• Raw records:

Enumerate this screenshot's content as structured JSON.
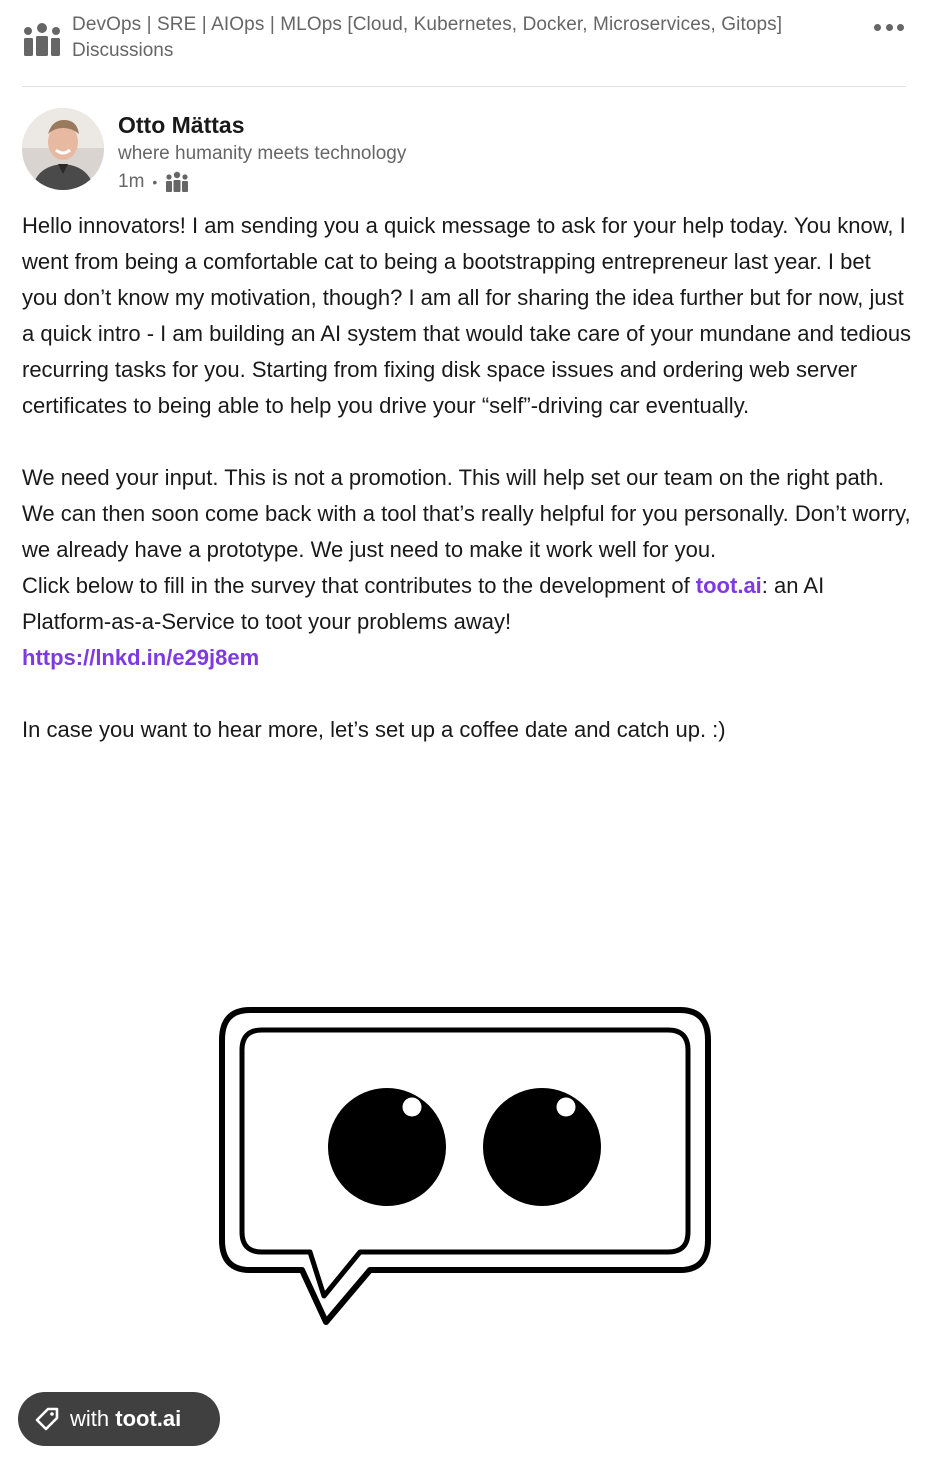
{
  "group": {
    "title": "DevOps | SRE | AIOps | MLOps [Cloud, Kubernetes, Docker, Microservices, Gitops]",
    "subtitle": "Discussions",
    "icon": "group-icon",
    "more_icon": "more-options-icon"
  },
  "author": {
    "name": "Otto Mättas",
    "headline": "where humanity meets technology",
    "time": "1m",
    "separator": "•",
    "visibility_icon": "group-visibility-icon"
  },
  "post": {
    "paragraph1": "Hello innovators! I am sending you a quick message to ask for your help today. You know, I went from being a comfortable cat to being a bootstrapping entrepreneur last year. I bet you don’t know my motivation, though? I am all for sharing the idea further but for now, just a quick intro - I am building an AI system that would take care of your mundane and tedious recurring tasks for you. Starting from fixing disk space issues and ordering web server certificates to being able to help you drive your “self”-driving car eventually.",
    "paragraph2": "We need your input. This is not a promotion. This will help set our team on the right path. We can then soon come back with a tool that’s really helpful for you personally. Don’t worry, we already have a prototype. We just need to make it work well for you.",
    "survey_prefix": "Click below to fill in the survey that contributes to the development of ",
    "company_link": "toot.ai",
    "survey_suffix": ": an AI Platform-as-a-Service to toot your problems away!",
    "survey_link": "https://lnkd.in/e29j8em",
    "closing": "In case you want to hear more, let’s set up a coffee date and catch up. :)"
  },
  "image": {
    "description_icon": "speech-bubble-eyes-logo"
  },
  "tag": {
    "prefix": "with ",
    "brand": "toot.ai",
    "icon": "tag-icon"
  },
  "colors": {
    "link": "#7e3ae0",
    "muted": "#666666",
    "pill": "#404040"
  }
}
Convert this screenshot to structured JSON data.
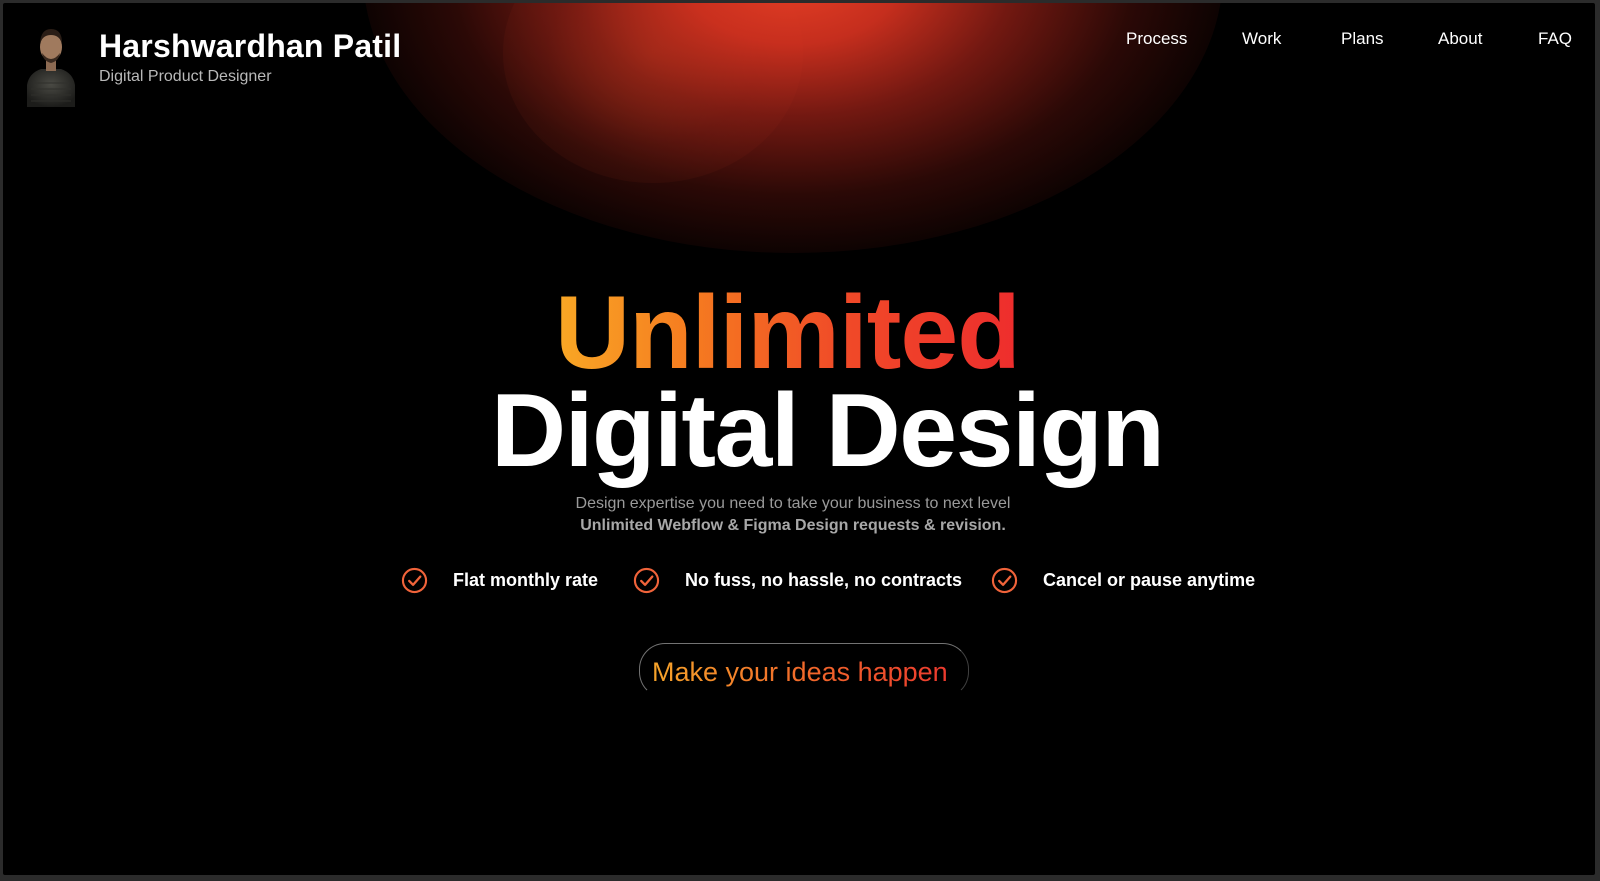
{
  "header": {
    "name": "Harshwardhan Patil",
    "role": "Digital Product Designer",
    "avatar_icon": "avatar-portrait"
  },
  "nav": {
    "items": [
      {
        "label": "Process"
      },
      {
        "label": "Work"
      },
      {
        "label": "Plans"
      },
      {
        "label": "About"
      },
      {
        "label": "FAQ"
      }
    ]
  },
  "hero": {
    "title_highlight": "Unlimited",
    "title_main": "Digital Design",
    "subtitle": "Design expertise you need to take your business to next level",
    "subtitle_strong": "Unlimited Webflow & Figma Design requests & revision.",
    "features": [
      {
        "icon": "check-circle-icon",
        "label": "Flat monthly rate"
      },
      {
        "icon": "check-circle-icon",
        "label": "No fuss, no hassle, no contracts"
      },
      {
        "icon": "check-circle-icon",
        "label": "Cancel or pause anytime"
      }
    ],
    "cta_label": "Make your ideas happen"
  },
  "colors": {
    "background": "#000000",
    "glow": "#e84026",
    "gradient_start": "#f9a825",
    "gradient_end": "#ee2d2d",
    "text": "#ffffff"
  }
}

• Task to carry out:
Reproduce each entry precisely. Leave the pictures out.

• Solution:
Enumerate this screenshot's content as structured JSON.
{
  "group": {
    "title": "DevOps | SRE | AIOps | MLOps [Cloud, Kubernetes, Docker, Microservices, Gitops]",
    "subtitle": "Discussions",
    "icon": "group-icon",
    "more_icon": "more-options-icon"
  },
  "author": {
    "name": "Otto Mättas",
    "headline": "where humanity meets technology",
    "time": "1m",
    "separator": "•",
    "visibility_icon": "group-visibility-icon"
  },
  "post": {
    "paragraph1": "Hello innovators! I am sending you a quick message to ask for your help today. You know, I went from being a comfortable cat to being a bootstrapping entrepreneur last year. I bet you don’t know my motivation, though? I am all for sharing the idea further but for now, just a quick intro - I am building an AI system that would take care of your mundane and tedious recurring tasks for you. Starting from fixing disk space issues and ordering web server certificates to being able to help you drive your “self”-driving car eventually.",
    "paragraph2": "We need your input. This is not a promotion. This will help set our team on the right path. We can then soon come back with a tool that’s really helpful for you personally. Don’t worry, we already have a prototype. We just need to make it work well for you.",
    "survey_prefix": "Click below to fill in the survey that contributes to the development of ",
    "company_link": "toot.ai",
    "survey_suffix": ": an AI Platform-as-a-Service to toot your problems away!",
    "survey_link": "https://lnkd.in/e29j8em",
    "closing": "In case you want to hear more, let’s set up a coffee date and catch up. :)"
  },
  "image": {
    "description_icon": "speech-bubble-eyes-logo"
  },
  "tag": {
    "prefix": "with ",
    "brand": "toot.ai",
    "icon": "tag-icon"
  },
  "colors": {
    "link": "#7e3ae0",
    "muted": "#666666",
    "pill": "#404040"
  }
}
Convert this screenshot to structured JSON data.
{
  "header": {
    "name": "Harshwardhan Patil",
    "role": "Digital Product Designer",
    "avatar_icon": "avatar-portrait"
  },
  "nav": {
    "items": [
      {
        "label": "Process"
      },
      {
        "label": "Work"
      },
      {
        "label": "Plans"
      },
      {
        "label": "About"
      },
      {
        "label": "FAQ"
      }
    ]
  },
  "hero": {
    "title_highlight": "Unlimited",
    "title_main": "Digital Design",
    "subtitle": "Design expertise you need to take your business to next level",
    "subtitle_strong": "Unlimited Webflow & Figma Design requests & revision.",
    "features": [
      {
        "icon": "check-circle-icon",
        "label": "Flat monthly rate"
      },
      {
        "icon": "check-circle-icon",
        "label": "No fuss, no hassle, no contracts"
      },
      {
        "icon": "check-circle-icon",
        "label": "Cancel or pause anytime"
      }
    ],
    "cta_label": "Make your ideas happen"
  },
  "colors": {
    "background": "#000000",
    "glow": "#e84026",
    "gradient_start": "#f9a825",
    "gradient_end": "#ee2d2d",
    "text": "#ffffff"
  }
}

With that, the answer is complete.